## START

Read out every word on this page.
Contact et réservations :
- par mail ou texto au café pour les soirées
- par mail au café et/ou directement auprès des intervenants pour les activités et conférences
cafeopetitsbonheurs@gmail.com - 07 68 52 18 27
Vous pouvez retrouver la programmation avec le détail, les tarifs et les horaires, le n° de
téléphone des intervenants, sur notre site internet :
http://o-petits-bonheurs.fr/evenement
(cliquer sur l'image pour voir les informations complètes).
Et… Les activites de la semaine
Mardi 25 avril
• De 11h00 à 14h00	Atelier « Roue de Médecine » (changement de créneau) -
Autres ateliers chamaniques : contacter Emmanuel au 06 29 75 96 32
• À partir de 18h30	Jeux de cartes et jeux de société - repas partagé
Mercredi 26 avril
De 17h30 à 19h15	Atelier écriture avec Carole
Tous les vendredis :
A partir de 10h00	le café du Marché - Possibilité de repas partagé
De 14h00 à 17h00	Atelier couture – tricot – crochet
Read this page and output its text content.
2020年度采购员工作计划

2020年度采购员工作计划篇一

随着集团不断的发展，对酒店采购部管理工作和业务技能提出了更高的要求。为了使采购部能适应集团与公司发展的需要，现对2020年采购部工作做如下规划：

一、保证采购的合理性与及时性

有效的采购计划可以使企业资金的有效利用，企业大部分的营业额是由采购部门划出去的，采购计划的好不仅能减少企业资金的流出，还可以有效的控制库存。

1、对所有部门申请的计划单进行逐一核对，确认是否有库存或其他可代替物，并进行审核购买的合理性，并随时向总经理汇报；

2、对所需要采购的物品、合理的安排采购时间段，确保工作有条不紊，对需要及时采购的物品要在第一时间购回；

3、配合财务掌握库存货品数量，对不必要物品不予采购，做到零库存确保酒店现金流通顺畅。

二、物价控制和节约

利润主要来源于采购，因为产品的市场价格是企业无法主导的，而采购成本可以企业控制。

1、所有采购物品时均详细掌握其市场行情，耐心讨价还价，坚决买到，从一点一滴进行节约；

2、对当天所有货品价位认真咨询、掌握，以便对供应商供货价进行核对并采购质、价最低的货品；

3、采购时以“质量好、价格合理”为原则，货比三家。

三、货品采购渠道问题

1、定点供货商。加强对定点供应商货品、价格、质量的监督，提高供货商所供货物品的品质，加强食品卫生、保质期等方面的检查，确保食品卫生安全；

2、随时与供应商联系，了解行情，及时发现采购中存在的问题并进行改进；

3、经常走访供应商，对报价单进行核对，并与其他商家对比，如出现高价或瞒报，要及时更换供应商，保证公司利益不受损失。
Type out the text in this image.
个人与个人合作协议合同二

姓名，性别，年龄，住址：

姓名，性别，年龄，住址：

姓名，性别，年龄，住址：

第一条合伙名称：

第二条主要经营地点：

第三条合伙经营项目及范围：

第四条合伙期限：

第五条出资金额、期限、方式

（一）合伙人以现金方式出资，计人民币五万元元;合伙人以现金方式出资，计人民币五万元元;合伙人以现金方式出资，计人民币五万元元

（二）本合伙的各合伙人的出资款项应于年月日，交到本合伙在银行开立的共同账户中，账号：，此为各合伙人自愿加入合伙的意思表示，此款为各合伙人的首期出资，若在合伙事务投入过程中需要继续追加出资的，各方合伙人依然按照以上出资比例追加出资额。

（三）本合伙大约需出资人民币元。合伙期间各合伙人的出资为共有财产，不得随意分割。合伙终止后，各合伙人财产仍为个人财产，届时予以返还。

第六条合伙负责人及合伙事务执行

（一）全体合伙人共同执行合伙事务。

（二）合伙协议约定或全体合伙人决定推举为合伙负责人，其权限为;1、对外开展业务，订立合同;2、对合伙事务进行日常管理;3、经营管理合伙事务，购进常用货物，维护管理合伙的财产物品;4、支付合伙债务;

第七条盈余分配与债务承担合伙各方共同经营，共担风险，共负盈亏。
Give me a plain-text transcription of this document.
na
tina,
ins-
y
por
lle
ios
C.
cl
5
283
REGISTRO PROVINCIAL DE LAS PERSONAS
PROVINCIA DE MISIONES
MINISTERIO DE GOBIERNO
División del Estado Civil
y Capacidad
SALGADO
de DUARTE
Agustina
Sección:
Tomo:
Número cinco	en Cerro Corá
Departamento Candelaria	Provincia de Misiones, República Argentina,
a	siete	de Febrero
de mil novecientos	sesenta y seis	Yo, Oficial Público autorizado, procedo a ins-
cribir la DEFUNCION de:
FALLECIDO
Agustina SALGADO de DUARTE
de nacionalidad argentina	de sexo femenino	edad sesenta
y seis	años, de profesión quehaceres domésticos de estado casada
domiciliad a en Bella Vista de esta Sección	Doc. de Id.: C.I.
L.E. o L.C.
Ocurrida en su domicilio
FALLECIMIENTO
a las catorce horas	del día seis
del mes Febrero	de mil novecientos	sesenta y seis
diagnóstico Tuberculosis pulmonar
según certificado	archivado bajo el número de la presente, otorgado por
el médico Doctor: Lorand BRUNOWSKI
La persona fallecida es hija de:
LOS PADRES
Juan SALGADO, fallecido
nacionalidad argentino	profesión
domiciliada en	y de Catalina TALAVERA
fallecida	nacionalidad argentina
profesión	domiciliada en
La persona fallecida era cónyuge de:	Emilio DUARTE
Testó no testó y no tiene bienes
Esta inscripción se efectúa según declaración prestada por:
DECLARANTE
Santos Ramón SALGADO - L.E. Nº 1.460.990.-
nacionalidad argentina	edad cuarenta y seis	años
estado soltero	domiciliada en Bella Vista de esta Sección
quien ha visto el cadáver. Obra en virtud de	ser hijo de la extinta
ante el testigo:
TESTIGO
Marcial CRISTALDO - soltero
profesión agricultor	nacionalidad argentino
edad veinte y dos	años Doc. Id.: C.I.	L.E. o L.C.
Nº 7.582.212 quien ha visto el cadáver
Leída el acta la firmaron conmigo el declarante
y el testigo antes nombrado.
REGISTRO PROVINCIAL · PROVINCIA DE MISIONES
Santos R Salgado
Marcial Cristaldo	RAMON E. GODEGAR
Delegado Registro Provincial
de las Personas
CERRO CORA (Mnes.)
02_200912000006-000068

## END

• _SET TASK_
Which lines contain "Bella"? Copy each of them.

• _CORRECT RESPONSE_
domiciliad a en Bella Vista de esta Sección	Doc. de Id.: C.I.
estado soltero	domiciliada en Bella Vista de esta Sección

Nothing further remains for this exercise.